§ **Exercise instructions**
All the entries need to be quoted exactly, apart from the pictures, which you should drop.

━━━ Provided information

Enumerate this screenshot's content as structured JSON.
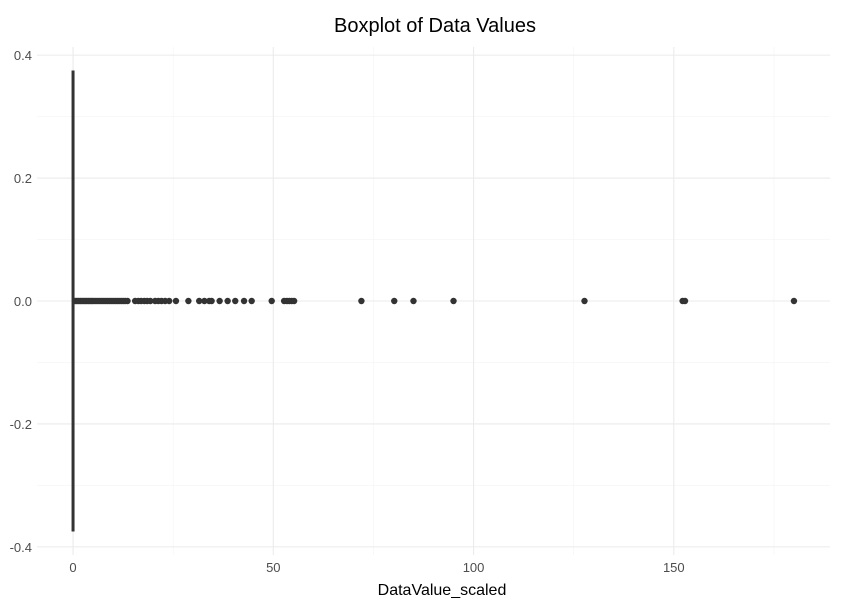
{
  "chart_data": {
    "type": "boxplot",
    "title": "Boxplot of Data Values",
    "xlabel": "DataValue_scaled",
    "ylabel": "",
    "xlim": [
      -9,
      189
    ],
    "ylim": [
      -0.4,
      0.4
    ],
    "x_ticks": [
      0,
      50,
      100,
      150
    ],
    "x_tick_labels": [
      "0",
      "50",
      "100",
      "150"
    ],
    "y_ticks": [
      0.4,
      0.2,
      0.0,
      -0.2,
      -0.4
    ],
    "y_tick_labels": [
      "0.4",
      "0.2",
      "0.0",
      "-0.2",
      "-0.4"
    ],
    "grid": true,
    "box": {
      "position_y": 0,
      "half_width": 0.375,
      "min": 0,
      "q1": 0,
      "median": 0,
      "q3": 0,
      "whisker_high": 0.5
    },
    "outliers": [
      0.6,
      1.0,
      1.4,
      1.8,
      2.2,
      2.6,
      3.0,
      3.4,
      3.8,
      4.2,
      4.6,
      5.0,
      5.5,
      6.0,
      6.5,
      7.0,
      7.5,
      8.0,
      8.5,
      9.0,
      9.5,
      10.0,
      10.5,
      11.0,
      11.5,
      12.0,
      12.5,
      13.0,
      13.6,
      15.5,
      16.3,
      17.0,
      17.8,
      18.5,
      19.3,
      20.5,
      21.3,
      22.1,
      23.0,
      24.0,
      25.7,
      28.8,
      31.5,
      32.8,
      34.0,
      34.6,
      36.6,
      38.6,
      40.5,
      42.7,
      44.6,
      49.6,
      52.7,
      53.4,
      54.0,
      54.6,
      55.2,
      72.0,
      80.2,
      85.0,
      95.0,
      127.7,
      152.2,
      152.8,
      180.0
    ]
  }
}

━━━━━━

§ **Output of the exercise**
Enumerate this screenshot's content as structured JSON.
{
  "chart_data": {
    "type": "boxplot",
    "title": "Boxplot of Data Values",
    "xlabel": "DataValue_scaled",
    "ylabel": "",
    "xlim": [
      -9,
      189
    ],
    "ylim": [
      -0.4,
      0.4
    ],
    "x_ticks": [
      0,
      50,
      100,
      150
    ],
    "x_tick_labels": [
      "0",
      "50",
      "100",
      "150"
    ],
    "y_ticks": [
      0.4,
      0.2,
      0.0,
      -0.2,
      -0.4
    ],
    "y_tick_labels": [
      "0.4",
      "0.2",
      "0.0",
      "-0.2",
      "-0.4"
    ],
    "grid": true,
    "box": {
      "position_y": 0,
      "half_width": 0.375,
      "min": 0,
      "q1": 0,
      "median": 0,
      "q3": 0,
      "whisker_high": 0.5
    },
    "outliers": [
      0.6,
      1.0,
      1.4,
      1.8,
      2.2,
      2.6,
      3.0,
      3.4,
      3.8,
      4.2,
      4.6,
      5.0,
      5.5,
      6.0,
      6.5,
      7.0,
      7.5,
      8.0,
      8.5,
      9.0,
      9.5,
      10.0,
      10.5,
      11.0,
      11.5,
      12.0,
      12.5,
      13.0,
      13.6,
      15.5,
      16.3,
      17.0,
      17.8,
      18.5,
      19.3,
      20.5,
      21.3,
      22.1,
      23.0,
      24.0,
      25.7,
      28.8,
      31.5,
      32.8,
      34.0,
      34.6,
      36.6,
      38.6,
      40.5,
      42.7,
      44.6,
      49.6,
      52.7,
      53.4,
      54.0,
      54.6,
      55.2,
      72.0,
      80.2,
      85.0,
      95.0,
      127.7,
      152.2,
      152.8,
      180.0
    ]
  }
}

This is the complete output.